Begin Data provided

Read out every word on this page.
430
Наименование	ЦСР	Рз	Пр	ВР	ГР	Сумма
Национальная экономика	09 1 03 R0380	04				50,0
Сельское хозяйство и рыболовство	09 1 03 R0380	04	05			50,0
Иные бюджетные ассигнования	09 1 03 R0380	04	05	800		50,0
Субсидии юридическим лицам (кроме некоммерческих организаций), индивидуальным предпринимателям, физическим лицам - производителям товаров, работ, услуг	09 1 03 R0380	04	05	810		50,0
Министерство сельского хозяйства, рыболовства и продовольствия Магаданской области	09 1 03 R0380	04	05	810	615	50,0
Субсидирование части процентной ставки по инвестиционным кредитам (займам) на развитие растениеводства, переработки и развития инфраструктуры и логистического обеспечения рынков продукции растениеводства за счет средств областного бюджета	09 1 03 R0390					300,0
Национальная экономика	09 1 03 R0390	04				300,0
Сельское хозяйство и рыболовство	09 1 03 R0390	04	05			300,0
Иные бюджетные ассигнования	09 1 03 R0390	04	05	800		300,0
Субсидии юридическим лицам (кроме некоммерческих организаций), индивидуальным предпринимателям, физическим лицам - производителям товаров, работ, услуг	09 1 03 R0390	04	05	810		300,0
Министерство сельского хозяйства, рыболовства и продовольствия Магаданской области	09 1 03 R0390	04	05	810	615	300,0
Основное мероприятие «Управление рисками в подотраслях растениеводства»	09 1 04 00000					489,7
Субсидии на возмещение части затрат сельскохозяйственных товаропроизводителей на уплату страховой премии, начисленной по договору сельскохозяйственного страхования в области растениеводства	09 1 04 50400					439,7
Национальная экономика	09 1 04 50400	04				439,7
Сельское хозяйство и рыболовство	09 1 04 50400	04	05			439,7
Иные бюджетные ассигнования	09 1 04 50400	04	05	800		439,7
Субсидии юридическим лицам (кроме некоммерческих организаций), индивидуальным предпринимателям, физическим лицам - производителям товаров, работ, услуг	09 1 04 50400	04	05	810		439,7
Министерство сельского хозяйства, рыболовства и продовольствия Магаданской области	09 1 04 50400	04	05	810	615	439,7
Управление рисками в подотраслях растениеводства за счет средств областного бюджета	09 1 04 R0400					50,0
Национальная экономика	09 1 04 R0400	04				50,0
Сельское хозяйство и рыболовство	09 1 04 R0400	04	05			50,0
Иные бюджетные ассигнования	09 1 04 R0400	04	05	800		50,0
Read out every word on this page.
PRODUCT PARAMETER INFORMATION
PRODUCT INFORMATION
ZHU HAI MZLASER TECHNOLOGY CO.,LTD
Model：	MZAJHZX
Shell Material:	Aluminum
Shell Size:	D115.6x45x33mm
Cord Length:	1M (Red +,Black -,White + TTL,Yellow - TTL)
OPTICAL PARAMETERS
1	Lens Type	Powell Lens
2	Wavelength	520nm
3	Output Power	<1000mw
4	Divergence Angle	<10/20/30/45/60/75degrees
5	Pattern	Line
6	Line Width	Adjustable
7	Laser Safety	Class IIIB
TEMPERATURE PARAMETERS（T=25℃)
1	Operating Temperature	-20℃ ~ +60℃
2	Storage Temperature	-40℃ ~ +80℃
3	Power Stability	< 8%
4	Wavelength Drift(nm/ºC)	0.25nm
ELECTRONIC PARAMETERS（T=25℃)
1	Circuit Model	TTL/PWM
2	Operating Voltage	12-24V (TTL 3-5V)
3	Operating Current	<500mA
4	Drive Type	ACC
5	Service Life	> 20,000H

End Data provided

■ What you will do: Please quote the records above exactly, without skipping a line.

■ Response to this task:
Read out every word on this page.
430
Наименование	ЦСР	Рз	Пр	ВР	ГР	Сумма
Национальная экономика	09 1 03 R0380	04				50,0
Сельское хозяйство и рыболовство	09 1 03 R0380	04	05			50,0
Иные бюджетные ассигнования	09 1 03 R0380	04	05	800		50,0
Субсидии юридическим лицам (кроме некоммерческих организаций), индивидуальным предпринимателям, физическим лицам - производителям товаров, работ, услуг	09 1 03 R0380	04	05	810		50,0
Министерство сельского хозяйства, рыболовства и продовольствия Магаданской области	09 1 03 R0380	04	05	810	615	50,0
Субсидирование части процентной ставки по инвестиционным кредитам (займам) на развитие растениеводства, переработки и развития инфраструктуры и логистического обеспечения рынков продукции растениеводства за счет средств областного бюджета	09 1 03 R0390					300,0
Национальная экономика	09 1 03 R0390	04				300,0
Сельское хозяйство и рыболовство	09 1 03 R0390	04	05			300,0
Иные бюджетные ассигнования	09 1 03 R0390	04	05	800		300,0
Субсидии юридическим лицам (кроме некоммерческих организаций), индивидуальным предпринимателям, физическим лицам - производителям товаров, работ, услуг	09 1 03 R0390	04	05	810		300,0
Министерство сельского хозяйства, рыболовства и продовольствия Магаданской области	09 1 03 R0390	04	05	810	615	300,0
Основное мероприятие «Управление рисками в подотраслях растениеводства»	09 1 04 00000					489,7
Субсидии на возмещение части затрат сельскохозяйственных товаропроизводителей на уплату страховой премии, начисленной по договору сельскохозяйственного страхования в области растениеводства	09 1 04 50400					439,7
Национальная экономика	09 1 04 50400	04				439,7
Сельское хозяйство и рыболовство	09 1 04 50400	04	05			439,7
Иные бюджетные ассигнования	09 1 04 50400	04	05	800		439,7
Субсидии юридическим лицам (кроме некоммерческих организаций), индивидуальным предпринимателям, физическим лицам - производителям товаров, работ, услуг	09 1 04 50400	04	05	810		439,7
Министерство сельского хозяйства, рыболовства и продовольствия Магаданской области	09 1 04 50400	04	05	810	615	439,7
Управление рисками в подотраслях растениеводства за счет средств областного бюджета	09 1 04 R0400					50,0
Национальная экономика	09 1 04 R0400	04				50,0
Сельское хозяйство и рыболовство	09 1 04 R0400	04	05			50,0
Иные бюджетные ассигнования	09 1 04 R0400	04	05	800		50,0
Read out every word on this page.
PRODUCT PARAMETER INFORMATION
PRODUCT INFORMATION
ZHU HAI MZLASER TECHNOLOGY CO.,LTD
Model：	MZAJHZX
Shell Material:	Aluminum
Shell Size:	D115.6x45x33mm
Cord Length:	1M (Red +,Black -,White + TTL,Yellow - TTL)
OPTICAL PARAMETERS
1	Lens Type	Powell Lens
2	Wavelength	520nm
3	Output Power	<1000mw
4	Divergence Angle	<10/20/30/45/60/75degrees
5	Pattern	Line
6	Line Width	Adjustable
7	Laser Safety	Class IIIB
TEMPERATURE PARAMETERS（T=25℃)
1	Operating Temperature	-20℃ ~ +60℃
2	Storage Temperature	-40℃ ~ +80℃
3	Power Stability	< 8%
4	Wavelength Drift(nm/ºC)	0.25nm
ELECTRONIC PARAMETERS（T=25℃)
1	Circuit Model	TTL/PWM
2	Operating Voltage	12-24V (TTL 3-5V)
3	Operating Current	<500mA
4	Drive Type	ACC
5	Service Life	> 20,000H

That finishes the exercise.